WRITTEN EXERCISE ▸
Reply with the count of lines holding "observed", nothing more.
┌────────
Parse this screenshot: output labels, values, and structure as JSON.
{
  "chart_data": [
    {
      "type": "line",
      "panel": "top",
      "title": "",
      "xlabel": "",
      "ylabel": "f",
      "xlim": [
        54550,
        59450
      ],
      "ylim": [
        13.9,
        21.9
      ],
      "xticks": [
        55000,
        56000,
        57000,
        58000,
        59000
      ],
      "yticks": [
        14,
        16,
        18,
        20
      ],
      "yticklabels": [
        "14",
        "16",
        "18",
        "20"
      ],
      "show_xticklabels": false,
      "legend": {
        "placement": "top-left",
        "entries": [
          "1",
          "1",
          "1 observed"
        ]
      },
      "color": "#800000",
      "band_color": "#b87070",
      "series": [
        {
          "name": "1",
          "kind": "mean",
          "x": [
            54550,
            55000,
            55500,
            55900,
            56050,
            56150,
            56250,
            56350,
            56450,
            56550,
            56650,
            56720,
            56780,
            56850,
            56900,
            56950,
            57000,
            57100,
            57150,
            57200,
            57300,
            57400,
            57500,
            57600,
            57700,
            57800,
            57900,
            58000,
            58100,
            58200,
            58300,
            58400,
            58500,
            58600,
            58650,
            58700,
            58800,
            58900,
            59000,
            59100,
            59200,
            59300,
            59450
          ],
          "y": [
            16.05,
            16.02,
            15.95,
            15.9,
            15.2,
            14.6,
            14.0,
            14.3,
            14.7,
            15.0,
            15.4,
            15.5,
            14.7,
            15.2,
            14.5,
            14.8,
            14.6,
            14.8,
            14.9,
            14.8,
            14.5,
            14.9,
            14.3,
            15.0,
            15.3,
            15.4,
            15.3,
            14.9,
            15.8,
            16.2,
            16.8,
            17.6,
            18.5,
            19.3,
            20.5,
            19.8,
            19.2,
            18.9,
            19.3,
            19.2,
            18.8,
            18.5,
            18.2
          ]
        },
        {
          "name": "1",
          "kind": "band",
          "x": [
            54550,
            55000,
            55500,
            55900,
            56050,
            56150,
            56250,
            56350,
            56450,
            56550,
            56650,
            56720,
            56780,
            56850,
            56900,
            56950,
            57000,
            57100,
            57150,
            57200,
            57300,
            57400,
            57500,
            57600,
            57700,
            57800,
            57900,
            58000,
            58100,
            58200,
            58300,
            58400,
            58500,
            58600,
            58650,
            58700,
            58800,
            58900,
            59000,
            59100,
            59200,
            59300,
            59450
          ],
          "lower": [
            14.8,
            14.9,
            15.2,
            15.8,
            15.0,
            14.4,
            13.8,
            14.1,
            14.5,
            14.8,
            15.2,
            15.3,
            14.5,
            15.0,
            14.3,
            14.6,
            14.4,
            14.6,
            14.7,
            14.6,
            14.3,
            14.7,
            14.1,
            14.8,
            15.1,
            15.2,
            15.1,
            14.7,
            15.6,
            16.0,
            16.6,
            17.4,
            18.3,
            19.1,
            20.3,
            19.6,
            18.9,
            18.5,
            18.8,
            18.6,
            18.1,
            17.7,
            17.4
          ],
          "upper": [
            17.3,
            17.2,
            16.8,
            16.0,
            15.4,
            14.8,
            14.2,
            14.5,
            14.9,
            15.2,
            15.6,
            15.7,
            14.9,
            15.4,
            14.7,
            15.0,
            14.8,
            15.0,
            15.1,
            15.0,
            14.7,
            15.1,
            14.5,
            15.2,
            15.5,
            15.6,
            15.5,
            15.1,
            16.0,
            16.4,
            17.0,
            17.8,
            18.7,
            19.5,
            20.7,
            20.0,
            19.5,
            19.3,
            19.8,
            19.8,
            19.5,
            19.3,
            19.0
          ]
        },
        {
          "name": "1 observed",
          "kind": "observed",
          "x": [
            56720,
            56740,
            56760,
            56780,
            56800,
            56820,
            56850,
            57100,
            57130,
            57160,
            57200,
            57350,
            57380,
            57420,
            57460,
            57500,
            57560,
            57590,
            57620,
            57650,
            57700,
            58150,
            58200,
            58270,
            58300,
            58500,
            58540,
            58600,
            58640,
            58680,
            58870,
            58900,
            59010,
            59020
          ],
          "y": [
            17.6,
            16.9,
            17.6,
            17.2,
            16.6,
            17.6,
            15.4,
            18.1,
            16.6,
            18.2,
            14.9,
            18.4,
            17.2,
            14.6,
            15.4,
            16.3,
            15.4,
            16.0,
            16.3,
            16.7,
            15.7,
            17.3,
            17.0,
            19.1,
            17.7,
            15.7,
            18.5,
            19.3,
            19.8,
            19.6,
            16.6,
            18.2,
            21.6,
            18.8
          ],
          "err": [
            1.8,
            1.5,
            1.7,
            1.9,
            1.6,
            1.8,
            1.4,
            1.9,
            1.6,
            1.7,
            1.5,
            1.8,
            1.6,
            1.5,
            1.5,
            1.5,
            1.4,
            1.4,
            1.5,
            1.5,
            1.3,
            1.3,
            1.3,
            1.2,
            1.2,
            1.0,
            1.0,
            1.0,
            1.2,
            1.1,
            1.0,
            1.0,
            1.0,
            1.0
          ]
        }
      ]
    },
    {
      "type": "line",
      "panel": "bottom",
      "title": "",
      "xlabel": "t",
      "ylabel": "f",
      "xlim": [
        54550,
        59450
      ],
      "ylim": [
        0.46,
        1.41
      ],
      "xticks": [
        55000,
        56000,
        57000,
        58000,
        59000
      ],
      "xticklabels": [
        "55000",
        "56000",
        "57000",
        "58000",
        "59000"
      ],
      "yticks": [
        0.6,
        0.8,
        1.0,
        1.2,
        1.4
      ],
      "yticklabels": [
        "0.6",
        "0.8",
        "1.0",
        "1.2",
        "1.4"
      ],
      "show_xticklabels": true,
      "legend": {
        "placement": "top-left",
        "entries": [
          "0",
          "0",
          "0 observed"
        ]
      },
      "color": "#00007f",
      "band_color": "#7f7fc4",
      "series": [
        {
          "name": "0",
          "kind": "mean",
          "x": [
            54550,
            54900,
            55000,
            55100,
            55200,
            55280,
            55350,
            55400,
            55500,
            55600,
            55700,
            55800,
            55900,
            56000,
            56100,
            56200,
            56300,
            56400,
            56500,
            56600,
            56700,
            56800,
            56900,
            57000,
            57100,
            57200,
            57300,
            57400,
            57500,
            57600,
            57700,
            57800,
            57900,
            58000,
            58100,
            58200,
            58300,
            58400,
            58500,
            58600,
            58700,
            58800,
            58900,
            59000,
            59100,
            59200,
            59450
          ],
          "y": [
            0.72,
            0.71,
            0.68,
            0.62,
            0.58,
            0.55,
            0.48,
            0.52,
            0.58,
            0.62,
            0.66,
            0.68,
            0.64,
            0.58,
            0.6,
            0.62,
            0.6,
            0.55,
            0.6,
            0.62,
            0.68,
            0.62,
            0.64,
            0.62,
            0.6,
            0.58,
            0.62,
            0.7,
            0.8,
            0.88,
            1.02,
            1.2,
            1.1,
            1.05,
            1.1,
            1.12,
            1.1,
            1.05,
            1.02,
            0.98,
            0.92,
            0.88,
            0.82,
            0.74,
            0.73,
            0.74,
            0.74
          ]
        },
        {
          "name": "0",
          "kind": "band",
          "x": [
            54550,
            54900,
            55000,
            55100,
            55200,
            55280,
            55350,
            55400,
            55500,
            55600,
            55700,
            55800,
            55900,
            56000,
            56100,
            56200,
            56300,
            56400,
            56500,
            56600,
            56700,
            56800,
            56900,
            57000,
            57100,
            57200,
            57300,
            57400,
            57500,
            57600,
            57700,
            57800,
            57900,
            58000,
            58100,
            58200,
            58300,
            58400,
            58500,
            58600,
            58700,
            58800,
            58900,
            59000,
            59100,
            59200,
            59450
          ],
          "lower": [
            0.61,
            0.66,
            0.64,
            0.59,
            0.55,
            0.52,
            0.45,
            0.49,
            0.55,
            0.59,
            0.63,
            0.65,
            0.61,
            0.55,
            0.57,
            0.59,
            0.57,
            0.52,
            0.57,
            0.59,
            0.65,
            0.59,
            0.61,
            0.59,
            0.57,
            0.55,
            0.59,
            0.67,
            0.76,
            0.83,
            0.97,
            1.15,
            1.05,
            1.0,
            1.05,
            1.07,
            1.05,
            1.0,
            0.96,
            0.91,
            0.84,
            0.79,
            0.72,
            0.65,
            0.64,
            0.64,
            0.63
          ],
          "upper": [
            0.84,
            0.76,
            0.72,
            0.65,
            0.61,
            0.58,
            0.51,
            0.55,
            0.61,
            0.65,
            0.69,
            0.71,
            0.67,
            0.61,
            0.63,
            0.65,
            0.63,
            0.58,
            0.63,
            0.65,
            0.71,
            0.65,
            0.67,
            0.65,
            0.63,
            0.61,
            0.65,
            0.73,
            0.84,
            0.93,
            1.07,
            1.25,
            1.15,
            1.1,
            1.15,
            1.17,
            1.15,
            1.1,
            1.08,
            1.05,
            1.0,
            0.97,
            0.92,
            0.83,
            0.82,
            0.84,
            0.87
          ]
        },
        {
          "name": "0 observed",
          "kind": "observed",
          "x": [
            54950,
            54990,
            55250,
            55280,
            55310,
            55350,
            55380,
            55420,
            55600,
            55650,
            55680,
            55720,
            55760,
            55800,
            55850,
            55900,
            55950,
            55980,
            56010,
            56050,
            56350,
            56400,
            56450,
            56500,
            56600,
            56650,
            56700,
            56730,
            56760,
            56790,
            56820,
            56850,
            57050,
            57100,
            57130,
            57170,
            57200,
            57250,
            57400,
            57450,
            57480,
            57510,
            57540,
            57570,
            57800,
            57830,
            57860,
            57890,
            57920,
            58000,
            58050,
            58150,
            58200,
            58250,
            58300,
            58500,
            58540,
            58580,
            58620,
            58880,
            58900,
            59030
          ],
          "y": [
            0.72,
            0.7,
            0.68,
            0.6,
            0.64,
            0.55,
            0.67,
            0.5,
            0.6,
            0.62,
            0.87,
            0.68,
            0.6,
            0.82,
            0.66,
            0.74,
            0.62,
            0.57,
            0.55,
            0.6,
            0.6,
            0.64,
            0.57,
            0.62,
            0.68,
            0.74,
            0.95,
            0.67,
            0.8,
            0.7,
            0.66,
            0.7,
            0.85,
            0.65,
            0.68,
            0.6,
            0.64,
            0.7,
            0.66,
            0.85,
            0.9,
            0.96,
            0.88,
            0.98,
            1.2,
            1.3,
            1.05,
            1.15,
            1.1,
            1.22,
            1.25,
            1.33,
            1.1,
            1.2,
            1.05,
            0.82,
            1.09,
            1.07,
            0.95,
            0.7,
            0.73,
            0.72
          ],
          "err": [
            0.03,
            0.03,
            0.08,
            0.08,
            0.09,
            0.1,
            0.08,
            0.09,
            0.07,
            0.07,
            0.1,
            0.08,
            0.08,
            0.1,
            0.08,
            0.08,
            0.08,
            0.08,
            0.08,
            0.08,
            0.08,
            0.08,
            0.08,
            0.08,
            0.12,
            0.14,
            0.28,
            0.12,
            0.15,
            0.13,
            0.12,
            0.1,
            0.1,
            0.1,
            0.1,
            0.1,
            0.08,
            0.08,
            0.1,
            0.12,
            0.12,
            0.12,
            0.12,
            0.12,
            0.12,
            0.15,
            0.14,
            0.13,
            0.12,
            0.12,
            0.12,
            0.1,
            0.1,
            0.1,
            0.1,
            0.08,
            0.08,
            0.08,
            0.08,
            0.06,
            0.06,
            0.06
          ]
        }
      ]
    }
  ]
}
└────────
FINAL RESULT ▸
6